§ REQUEST
Give the data below again, word for word.

-- begin RECORDS FOR THIS EXERCISE --

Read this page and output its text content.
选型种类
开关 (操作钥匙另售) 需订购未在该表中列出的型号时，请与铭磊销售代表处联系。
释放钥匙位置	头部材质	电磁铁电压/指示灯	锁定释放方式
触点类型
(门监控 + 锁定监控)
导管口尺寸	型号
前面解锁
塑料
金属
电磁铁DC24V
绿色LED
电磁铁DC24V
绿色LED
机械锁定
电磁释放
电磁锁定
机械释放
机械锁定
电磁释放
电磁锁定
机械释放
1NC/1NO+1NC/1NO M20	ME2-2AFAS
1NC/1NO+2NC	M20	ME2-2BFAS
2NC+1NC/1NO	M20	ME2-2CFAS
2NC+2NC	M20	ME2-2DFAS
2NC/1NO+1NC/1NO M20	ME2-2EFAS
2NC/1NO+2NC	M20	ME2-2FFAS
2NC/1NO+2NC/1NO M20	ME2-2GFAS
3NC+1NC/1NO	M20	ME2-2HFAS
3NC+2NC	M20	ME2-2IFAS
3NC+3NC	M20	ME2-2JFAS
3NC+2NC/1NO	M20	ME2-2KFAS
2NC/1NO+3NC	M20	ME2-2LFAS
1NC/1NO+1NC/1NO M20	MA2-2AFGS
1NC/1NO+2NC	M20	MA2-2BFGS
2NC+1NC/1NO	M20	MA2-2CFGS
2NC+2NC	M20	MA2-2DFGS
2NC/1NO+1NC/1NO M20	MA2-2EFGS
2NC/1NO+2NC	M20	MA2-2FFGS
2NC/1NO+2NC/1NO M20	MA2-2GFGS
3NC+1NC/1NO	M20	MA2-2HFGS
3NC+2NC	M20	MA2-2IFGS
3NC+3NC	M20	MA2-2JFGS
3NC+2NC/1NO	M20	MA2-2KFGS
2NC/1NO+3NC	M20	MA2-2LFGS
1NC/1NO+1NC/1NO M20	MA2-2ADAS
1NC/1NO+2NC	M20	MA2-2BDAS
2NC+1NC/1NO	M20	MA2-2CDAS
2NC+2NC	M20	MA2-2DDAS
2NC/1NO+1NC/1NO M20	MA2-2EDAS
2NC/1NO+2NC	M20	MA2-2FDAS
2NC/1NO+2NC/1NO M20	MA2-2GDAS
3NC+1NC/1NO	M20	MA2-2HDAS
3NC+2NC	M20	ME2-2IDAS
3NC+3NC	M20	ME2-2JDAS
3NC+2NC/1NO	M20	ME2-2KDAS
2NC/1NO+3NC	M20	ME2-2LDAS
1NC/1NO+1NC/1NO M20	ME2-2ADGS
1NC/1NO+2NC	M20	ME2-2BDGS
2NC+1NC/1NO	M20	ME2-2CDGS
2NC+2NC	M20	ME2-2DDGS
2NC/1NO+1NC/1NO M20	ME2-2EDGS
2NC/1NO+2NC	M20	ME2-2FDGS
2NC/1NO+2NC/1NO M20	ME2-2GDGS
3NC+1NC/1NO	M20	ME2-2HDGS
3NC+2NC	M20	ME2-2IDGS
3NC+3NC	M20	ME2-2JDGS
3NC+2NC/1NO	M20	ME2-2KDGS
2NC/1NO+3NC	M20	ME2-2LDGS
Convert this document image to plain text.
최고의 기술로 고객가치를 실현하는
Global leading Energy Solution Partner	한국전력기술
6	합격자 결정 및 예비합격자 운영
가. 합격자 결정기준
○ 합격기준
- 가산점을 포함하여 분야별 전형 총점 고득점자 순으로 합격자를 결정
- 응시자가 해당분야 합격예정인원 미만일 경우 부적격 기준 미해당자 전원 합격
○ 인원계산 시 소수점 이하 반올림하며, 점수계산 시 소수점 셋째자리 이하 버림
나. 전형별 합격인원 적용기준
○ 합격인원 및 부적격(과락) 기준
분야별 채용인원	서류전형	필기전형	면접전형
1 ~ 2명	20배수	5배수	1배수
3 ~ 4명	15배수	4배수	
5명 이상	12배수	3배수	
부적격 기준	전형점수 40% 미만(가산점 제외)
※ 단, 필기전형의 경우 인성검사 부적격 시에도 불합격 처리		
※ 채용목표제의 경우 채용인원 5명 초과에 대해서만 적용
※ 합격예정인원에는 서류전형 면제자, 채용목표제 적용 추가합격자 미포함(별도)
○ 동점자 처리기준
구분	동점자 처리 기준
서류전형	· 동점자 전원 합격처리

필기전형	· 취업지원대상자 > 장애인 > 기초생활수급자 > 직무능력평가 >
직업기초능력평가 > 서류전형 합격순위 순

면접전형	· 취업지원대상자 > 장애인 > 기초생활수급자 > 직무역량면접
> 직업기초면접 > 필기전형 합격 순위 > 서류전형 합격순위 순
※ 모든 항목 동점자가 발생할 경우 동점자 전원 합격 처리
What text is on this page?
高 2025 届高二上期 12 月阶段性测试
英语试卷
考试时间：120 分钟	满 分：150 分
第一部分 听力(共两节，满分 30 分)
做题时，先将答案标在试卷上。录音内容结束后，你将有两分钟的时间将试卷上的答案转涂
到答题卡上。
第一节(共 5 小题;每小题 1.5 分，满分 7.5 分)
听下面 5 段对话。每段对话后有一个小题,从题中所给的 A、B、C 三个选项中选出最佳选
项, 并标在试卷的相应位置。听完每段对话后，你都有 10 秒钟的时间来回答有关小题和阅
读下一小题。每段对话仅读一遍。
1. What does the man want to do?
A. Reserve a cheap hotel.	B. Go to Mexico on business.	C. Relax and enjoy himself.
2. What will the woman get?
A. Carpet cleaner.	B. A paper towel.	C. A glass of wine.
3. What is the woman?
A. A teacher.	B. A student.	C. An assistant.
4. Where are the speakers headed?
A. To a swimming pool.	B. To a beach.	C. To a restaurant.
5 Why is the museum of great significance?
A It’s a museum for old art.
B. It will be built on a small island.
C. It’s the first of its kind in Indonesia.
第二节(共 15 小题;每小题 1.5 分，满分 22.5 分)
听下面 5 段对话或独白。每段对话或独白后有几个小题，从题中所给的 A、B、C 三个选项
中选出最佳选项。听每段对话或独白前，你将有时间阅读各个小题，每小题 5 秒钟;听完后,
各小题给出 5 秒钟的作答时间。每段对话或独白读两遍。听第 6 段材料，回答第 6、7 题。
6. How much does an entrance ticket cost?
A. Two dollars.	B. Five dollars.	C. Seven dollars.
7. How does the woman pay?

-- end RECORDS FOR THIS EXERCISE --

§ EXPECTED ANSWER
Read this page and output its text content.
选型种类
开关 (操作钥匙另售) 需订购未在该表中列出的型号时，请与铭磊销售代表处联系。
释放钥匙位置	头部材质	电磁铁电压/指示灯	锁定释放方式
触点类型
(门监控 + 锁定监控)
导管口尺寸	型号
前面解锁
塑料
金属
电磁铁DC24V
绿色LED
电磁铁DC24V
绿色LED
机械锁定
电磁释放
电磁锁定
机械释放
机械锁定
电磁释放
电磁锁定
机械释放
1NC/1NO+1NC/1NO M20	ME2-2AFAS
1NC/1NO+2NC	M20	ME2-2BFAS
2NC+1NC/1NO	M20	ME2-2CFAS
2NC+2NC	M20	ME2-2DFAS
2NC/1NO+1NC/1NO M20	ME2-2EFAS
2NC/1NO+2NC	M20	ME2-2FFAS
2NC/1NO+2NC/1NO M20	ME2-2GFAS
3NC+1NC/1NO	M20	ME2-2HFAS
3NC+2NC	M20	ME2-2IFAS
3NC+3NC	M20	ME2-2JFAS
3NC+2NC/1NO	M20	ME2-2KFAS
2NC/1NO+3NC	M20	ME2-2LFAS
1NC/1NO+1NC/1NO M20	MA2-2AFGS
1NC/1NO+2NC	M20	MA2-2BFGS
2NC+1NC/1NO	M20	MA2-2CFGS
2NC+2NC	M20	MA2-2DFGS
2NC/1NO+1NC/1NO M20	MA2-2EFGS
2NC/1NO+2NC	M20	MA2-2FFGS
2NC/1NO+2NC/1NO M20	MA2-2GFGS
3NC+1NC/1NO	M20	MA2-2HFGS
3NC+2NC	M20	MA2-2IFGS
3NC+3NC	M20	MA2-2JFGS
3NC+2NC/1NO	M20	MA2-2KFGS
2NC/1NO+3NC	M20	MA2-2LFGS
1NC/1NO+1NC/1NO M20	MA2-2ADAS
1NC/1NO+2NC	M20	MA2-2BDAS
2NC+1NC/1NO	M20	MA2-2CDAS
2NC+2NC	M20	MA2-2DDAS
2NC/1NO+1NC/1NO M20	MA2-2EDAS
2NC/1NO+2NC	M20	MA2-2FDAS
2NC/1NO+2NC/1NO M20	MA2-2GDAS
3NC+1NC/1NO	M20	MA2-2HDAS
3NC+2NC	M20	ME2-2IDAS
3NC+3NC	M20	ME2-2JDAS
3NC+2NC/1NO	M20	ME2-2KDAS
2NC/1NO+3NC	M20	ME2-2LDAS
1NC/1NO+1NC/1NO M20	ME2-2ADGS
1NC/1NO+2NC	M20	ME2-2BDGS
2NC+1NC/1NO	M20	ME2-2CDGS
2NC+2NC	M20	ME2-2DDGS
2NC/1NO+1NC/1NO M20	ME2-2EDGS
2NC/1NO+2NC	M20	ME2-2FDGS
2NC/1NO+2NC/1NO M20	ME2-2GDGS
3NC+1NC/1NO	M20	ME2-2HDGS
3NC+2NC	M20	ME2-2IDGS
3NC+3NC	M20	ME2-2JDGS
3NC+2NC/1NO	M20	ME2-2KDGS
2NC/1NO+3NC	M20	ME2-2LDGS
Convert this document image to plain text.
최고의 기술로 고객가치를 실현하는
Global leading Energy Solution Partner	한국전력기술
6	합격자 결정 및 예비합격자 운영
가. 합격자 결정기준
○ 합격기준
- 가산점을 포함하여 분야별 전형 총점 고득점자 순으로 합격자를 결정
- 응시자가 해당분야 합격예정인원 미만일 경우 부적격 기준 미해당자 전원 합격
○ 인원계산 시 소수점 이하 반올림하며, 점수계산 시 소수점 셋째자리 이하 버림
나. 전형별 합격인원 적용기준
○ 합격인원 및 부적격(과락) 기준
분야별 채용인원	서류전형	필기전형	면접전형
1 ~ 2명	20배수	5배수	1배수
3 ~ 4명	15배수	4배수	
5명 이상	12배수	3배수	
부적격 기준	전형점수 40% 미만(가산점 제외)
※ 단, 필기전형의 경우 인성검사 부적격 시에도 불합격 처리		
※ 채용목표제의 경우 채용인원 5명 초과에 대해서만 적용
※ 합격예정인원에는 서류전형 면제자, 채용목표제 적용 추가합격자 미포함(별도)
○ 동점자 처리기준
구분	동점자 처리 기준
서류전형	· 동점자 전원 합격처리

필기전형	· 취업지원대상자 > 장애인 > 기초생활수급자 > 직무능력평가 >
직업기초능력평가 > 서류전형 합격순위 순

면접전형	· 취업지원대상자 > 장애인 > 기초생활수급자 > 직무역량면접
> 직업기초면접 > 필기전형 합격 순위 > 서류전형 합격순위 순
※ 모든 항목 동점자가 발생할 경우 동점자 전원 합격 처리
What text is on this page?
高 2025 届高二上期 12 月阶段性测试
英语试卷
考试时间：120 分钟	满 分：150 分
第一部分 听力(共两节，满分 30 分)
做题时，先将答案标在试卷上。录音内容结束后，你将有两分钟的时间将试卷上的答案转涂
到答题卡上。
第一节(共 5 小题;每小题 1.5 分，满分 7.5 分)
听下面 5 段对话。每段对话后有一个小题,从题中所给的 A、B、C 三个选项中选出最佳选
项, 并标在试卷的相应位置。听完每段对话后，你都有 10 秒钟的时间来回答有关小题和阅
读下一小题。每段对话仅读一遍。
1. What does the man want to do?
A. Reserve a cheap hotel.	B. Go to Mexico on business.	C. Relax and enjoy himself.
2. What will the woman get?
A. Carpet cleaner.	B. A paper towel.	C. A glass of wine.
3. What is the woman?
A. A teacher.	B. A student.	C. An assistant.
4. Where are the speakers headed?
A. To a swimming pool.	B. To a beach.	C. To a restaurant.
5 Why is the museum of great significance?
A It’s a museum for old art.
B. It will be built on a small island.
C. It’s the first of its kind in Indonesia.
第二节(共 15 小题;每小题 1.5 分，满分 22.5 分)
听下面 5 段对话或独白。每段对话或独白后有几个小题，从题中所给的 A、B、C 三个选项
中选出最佳选项。听每段对话或独白前，你将有时间阅读各个小题，每小题 5 秒钟;听完后,
各小题给出 5 秒钟的作答时间。每段对话或独白读两遍。听第 6 段材料，回答第 6、7 题。
6. How much does an entrance ticket cost?
A. Two dollars.	B. Five dollars.	C. Seven dollars.
7. How does the woman pay?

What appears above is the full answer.